# [Material]
--------------------

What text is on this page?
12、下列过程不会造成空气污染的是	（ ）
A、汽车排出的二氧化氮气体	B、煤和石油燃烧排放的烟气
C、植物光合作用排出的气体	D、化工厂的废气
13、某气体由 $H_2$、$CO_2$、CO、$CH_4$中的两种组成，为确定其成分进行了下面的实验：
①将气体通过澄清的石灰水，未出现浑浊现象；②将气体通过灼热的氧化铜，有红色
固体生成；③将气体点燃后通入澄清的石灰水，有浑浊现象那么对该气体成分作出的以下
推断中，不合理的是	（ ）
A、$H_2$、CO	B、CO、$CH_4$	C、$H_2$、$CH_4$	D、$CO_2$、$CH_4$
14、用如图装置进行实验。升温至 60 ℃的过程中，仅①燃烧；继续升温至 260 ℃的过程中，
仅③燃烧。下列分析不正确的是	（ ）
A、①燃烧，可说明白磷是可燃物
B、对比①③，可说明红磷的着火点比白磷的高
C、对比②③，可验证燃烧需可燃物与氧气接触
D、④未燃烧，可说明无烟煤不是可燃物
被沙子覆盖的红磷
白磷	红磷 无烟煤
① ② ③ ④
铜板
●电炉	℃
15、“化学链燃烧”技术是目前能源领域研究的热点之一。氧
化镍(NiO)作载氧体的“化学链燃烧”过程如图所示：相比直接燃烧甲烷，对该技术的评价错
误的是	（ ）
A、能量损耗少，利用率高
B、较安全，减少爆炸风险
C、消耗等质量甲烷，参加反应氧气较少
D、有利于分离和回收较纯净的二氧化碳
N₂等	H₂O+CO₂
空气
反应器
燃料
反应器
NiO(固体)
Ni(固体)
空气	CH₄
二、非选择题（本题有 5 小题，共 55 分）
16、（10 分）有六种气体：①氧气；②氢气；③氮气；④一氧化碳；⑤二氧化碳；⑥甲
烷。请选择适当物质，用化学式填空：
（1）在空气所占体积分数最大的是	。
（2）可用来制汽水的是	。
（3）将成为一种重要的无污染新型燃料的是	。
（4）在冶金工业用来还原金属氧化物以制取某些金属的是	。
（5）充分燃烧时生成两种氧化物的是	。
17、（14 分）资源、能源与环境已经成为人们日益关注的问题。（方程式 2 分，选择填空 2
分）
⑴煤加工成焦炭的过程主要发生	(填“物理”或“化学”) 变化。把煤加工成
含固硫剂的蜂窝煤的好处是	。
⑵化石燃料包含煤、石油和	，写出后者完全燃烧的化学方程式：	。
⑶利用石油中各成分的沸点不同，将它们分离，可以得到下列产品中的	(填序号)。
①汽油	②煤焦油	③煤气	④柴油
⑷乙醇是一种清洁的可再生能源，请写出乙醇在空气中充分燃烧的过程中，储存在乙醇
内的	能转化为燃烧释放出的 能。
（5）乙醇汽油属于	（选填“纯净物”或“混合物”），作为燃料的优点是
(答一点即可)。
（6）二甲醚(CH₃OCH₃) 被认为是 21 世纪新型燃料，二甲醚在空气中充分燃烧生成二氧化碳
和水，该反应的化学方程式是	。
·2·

--------------------

Return all lines containing the word "化学链燃烧".

# [Full response]
15、“化学链燃烧”技术是目前能源领域研究的热点之一。氧
化镍(NiO)作载氧体的“化学链燃烧”过程如图所示：相比直接燃烧甲烷，对该技术的评价错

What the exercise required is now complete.